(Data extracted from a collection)
┏━━

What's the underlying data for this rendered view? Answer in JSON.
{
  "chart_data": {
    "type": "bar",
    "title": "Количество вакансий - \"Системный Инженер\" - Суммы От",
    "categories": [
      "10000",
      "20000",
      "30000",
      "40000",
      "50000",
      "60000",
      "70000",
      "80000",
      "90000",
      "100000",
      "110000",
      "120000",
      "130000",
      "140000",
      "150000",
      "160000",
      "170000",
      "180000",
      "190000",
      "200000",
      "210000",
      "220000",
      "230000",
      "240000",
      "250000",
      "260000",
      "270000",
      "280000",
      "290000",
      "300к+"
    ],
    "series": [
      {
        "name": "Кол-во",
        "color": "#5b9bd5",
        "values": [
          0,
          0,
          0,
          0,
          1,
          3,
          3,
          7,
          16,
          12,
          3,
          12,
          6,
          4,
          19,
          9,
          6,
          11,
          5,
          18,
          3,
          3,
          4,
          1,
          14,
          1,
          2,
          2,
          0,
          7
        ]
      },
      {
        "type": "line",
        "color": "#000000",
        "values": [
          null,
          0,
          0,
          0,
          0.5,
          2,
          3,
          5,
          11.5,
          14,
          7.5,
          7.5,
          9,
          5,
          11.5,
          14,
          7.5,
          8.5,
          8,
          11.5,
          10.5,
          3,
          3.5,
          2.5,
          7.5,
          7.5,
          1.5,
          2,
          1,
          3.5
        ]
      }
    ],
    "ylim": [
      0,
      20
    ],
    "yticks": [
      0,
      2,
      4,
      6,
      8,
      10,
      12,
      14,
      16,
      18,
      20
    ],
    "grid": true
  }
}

┗━━

The records above should be duplicated in full, exactly as given.

Task output =
What's the underlying data for this rendered view? Answer in JSON.
{
  "chart_data": {
    "type": "bar",
    "title": "Количество вакансий - \"Системный Инженер\" - Суммы От",
    "categories": [
      "10000",
      "20000",
      "30000",
      "40000",
      "50000",
      "60000",
      "70000",
      "80000",
      "90000",
      "100000",
      "110000",
      "120000",
      "130000",
      "140000",
      "150000",
      "160000",
      "170000",
      "180000",
      "190000",
      "200000",
      "210000",
      "220000",
      "230000",
      "240000",
      "250000",
      "260000",
      "270000",
      "280000",
      "290000",
      "300к+"
    ],
    "series": [
      {
        "name": "Кол-во",
        "color": "#5b9bd5",
        "values": [
          0,
          0,
          0,
          0,
          1,
          3,
          3,
          7,
          16,
          12,
          3,
          12,
          6,
          4,
          19,
          9,
          6,
          11,
          5,
          18,
          3,
          3,
          4,
          1,
          14,
          1,
          2,
          2,
          0,
          7
        ]
      },
      {
        "type": "line",
        "color": "#000000",
        "values": [
          null,
          0,
          0,
          0,
          0.5,
          2,
          3,
          5,
          11.5,
          14,
          7.5,
          7.5,
          9,
          5,
          11.5,
          14,
          7.5,
          8.5,
          8,
          11.5,
          10.5,
          3,
          3.5,
          2.5,
          7.5,
          7.5,
          1.5,
          2,
          1,
          3.5
        ]
      }
    ],
    "ylim": [
      0,
      20
    ],
    "yticks": [
      0,
      2,
      4,
      6,
      8,
      10,
      12,
      14,
      16,
      18,
      20
    ],
    "grid": true
  }
}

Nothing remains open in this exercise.